→ **Work required**:
Find and return each line containing "SDTVAR".

(Figure collection entries)
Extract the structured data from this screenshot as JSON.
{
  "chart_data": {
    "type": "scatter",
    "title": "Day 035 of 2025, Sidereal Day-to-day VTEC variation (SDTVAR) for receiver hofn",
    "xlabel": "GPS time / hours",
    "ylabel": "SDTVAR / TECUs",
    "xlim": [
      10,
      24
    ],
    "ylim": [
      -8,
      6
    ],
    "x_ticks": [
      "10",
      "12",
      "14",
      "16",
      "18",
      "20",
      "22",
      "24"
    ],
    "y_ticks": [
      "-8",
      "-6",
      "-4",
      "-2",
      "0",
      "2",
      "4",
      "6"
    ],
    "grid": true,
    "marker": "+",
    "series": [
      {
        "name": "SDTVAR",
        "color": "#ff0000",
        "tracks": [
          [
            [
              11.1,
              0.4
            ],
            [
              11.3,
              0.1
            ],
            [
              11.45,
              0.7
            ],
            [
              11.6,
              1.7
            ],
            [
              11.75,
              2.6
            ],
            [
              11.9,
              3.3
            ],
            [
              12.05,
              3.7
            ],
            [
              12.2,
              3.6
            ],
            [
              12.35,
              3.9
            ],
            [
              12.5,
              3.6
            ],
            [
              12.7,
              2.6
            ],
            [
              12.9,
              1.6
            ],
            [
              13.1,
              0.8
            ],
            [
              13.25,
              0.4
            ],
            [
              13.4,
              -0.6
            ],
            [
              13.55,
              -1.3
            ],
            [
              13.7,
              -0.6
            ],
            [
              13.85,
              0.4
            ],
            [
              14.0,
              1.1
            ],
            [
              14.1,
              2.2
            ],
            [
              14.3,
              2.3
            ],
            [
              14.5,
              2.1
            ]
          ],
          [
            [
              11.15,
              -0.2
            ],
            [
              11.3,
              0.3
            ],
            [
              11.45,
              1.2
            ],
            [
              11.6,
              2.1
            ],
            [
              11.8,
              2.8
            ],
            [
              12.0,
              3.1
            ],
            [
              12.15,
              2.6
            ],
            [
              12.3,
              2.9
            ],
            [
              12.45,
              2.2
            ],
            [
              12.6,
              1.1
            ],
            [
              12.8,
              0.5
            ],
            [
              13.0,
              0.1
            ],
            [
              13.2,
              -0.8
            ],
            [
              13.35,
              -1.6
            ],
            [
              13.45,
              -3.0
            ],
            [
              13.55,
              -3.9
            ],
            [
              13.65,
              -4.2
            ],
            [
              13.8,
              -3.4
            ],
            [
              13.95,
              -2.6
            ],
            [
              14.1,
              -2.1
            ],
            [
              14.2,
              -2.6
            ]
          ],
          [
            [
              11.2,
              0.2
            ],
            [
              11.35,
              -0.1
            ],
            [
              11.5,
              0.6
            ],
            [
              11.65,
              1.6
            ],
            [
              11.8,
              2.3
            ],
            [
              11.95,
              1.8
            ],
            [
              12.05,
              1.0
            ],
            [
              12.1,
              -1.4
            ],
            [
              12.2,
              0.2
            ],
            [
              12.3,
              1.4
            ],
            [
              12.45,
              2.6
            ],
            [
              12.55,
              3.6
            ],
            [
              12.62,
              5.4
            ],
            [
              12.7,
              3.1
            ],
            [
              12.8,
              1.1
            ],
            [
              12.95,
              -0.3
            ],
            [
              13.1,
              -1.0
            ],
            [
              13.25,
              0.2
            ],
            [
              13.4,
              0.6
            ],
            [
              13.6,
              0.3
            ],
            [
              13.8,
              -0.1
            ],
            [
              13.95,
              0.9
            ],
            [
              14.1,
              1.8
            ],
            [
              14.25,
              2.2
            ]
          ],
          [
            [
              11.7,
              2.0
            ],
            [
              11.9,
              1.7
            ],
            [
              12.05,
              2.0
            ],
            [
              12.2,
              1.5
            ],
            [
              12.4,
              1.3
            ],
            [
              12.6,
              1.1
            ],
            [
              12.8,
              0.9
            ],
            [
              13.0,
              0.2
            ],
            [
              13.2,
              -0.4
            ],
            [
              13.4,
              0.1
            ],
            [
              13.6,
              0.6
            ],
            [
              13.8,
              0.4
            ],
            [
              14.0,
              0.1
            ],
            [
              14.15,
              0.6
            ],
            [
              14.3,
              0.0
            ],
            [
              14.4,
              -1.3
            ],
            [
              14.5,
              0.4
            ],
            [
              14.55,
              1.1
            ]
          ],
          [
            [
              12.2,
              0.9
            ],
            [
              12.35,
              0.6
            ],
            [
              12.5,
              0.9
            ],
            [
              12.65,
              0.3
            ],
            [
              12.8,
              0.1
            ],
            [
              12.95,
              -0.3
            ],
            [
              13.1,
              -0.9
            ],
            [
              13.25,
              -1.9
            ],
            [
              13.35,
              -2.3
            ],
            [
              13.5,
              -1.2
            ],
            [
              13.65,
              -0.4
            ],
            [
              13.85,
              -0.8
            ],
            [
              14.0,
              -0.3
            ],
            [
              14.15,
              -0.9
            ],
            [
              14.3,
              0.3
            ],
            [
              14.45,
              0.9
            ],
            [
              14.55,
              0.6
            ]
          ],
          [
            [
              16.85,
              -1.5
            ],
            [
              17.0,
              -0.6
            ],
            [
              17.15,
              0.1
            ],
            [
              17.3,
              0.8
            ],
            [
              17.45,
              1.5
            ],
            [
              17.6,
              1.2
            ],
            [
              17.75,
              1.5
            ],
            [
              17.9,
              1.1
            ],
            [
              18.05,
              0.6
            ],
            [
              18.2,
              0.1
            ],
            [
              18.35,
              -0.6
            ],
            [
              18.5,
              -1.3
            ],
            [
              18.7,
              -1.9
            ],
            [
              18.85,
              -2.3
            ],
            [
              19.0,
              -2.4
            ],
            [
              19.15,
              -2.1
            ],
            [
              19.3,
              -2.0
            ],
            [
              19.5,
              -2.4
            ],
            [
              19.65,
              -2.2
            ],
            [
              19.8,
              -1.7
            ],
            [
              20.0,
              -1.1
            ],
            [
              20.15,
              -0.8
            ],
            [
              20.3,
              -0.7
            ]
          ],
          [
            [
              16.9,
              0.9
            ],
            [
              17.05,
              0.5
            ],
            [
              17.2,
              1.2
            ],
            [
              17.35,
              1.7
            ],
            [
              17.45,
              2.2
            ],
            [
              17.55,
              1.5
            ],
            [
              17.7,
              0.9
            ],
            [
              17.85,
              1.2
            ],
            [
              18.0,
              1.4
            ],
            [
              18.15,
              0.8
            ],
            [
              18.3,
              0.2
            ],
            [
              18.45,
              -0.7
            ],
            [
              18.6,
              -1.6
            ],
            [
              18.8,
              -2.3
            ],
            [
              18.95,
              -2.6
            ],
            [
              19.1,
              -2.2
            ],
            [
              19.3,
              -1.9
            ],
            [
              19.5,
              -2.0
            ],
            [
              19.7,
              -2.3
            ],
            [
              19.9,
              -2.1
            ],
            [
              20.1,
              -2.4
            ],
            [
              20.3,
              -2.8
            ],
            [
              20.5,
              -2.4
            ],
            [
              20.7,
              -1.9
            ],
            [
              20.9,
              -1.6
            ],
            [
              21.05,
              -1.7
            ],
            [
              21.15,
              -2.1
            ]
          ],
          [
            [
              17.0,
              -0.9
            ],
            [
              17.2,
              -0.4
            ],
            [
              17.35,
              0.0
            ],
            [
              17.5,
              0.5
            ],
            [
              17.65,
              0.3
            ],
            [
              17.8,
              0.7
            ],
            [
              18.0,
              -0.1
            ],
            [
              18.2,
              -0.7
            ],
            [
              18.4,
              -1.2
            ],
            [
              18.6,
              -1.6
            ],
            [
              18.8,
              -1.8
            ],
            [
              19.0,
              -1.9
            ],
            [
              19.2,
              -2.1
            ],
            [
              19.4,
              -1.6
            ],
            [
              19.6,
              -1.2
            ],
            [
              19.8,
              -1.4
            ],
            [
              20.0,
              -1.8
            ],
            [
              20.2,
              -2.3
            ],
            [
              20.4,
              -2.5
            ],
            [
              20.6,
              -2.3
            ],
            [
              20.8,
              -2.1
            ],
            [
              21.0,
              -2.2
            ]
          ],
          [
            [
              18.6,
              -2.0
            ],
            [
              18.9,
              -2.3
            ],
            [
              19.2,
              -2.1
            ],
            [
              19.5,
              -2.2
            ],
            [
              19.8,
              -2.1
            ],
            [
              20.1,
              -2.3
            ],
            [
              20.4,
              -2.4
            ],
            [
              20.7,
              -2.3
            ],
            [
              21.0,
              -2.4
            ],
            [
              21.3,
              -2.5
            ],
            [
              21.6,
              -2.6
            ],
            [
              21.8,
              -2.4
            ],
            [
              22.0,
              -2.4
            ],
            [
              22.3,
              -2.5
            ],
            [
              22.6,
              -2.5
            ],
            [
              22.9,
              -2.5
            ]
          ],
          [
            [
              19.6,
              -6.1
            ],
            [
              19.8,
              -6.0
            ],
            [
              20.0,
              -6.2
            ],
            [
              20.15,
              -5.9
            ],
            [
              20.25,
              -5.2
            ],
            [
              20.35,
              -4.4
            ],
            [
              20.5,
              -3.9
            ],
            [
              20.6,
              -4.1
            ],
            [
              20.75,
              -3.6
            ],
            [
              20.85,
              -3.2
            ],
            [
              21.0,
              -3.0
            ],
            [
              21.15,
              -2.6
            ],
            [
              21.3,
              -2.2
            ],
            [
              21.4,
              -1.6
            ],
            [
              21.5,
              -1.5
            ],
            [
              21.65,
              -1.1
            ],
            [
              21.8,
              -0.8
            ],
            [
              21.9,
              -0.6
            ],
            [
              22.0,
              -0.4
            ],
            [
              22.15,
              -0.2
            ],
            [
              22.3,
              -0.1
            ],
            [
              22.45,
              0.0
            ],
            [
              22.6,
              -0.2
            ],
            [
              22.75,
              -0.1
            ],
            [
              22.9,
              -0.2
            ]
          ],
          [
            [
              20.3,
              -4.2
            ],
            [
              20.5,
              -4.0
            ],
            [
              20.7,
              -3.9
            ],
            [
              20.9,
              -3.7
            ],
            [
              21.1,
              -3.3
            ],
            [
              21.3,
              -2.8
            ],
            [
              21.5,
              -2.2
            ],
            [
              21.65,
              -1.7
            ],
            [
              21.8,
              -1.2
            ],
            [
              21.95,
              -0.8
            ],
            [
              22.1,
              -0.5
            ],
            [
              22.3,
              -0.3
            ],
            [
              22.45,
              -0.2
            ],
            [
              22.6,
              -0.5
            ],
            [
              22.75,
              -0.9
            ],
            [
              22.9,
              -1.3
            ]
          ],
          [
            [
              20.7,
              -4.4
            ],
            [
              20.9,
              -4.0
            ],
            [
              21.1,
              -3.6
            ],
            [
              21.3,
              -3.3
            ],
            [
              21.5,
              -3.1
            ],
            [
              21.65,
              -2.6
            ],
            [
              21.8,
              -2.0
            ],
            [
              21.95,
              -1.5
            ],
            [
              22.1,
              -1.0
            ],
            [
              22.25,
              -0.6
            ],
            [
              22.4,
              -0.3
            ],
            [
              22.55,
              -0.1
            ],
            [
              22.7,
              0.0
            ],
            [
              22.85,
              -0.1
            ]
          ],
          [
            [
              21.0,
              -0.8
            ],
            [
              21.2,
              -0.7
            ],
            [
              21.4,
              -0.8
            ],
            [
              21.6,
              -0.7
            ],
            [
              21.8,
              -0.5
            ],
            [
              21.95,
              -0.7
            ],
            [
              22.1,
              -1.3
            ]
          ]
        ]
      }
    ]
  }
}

→ **Answer to this problem**:
    "title": "Day 035 of 2025, Sidereal Day-to-day VTEC variation (SDTVAR) for receiver hofn",
    "ylabel": "SDTVAR / TECUs",
        "name": "SDTVAR",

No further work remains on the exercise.